Problem requirements: Lines containing "PERIWINKLE" are to be counted. Give the number and nothing more.

Information shown:

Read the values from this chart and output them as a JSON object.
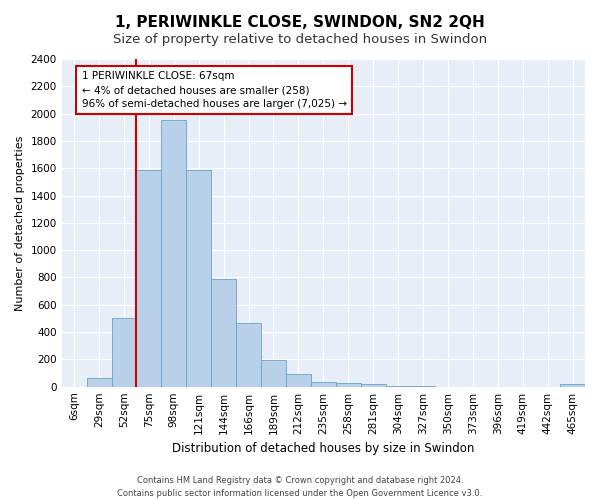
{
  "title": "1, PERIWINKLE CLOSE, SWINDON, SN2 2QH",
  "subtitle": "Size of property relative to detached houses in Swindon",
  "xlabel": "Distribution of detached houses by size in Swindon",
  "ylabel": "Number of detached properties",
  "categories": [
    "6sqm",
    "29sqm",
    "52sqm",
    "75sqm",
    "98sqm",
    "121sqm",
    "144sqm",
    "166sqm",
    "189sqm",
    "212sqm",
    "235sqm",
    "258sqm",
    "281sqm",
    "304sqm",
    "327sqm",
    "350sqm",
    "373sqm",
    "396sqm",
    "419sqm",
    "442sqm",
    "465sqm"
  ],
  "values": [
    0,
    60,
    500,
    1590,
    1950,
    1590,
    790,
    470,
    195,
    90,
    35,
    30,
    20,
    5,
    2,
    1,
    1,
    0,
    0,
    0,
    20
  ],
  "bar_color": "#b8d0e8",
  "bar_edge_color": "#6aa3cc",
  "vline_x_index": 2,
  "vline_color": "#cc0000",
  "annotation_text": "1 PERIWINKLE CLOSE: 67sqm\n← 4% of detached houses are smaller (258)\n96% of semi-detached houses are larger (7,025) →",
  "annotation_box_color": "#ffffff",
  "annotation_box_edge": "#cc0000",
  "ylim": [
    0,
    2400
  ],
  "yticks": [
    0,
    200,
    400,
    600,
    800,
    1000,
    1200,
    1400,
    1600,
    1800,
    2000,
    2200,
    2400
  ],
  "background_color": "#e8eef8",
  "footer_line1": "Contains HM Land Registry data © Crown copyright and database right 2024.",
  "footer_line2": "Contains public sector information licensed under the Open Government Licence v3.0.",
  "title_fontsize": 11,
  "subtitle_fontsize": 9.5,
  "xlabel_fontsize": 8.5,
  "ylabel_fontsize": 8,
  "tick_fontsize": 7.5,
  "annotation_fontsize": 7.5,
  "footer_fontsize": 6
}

Solution to this task: 2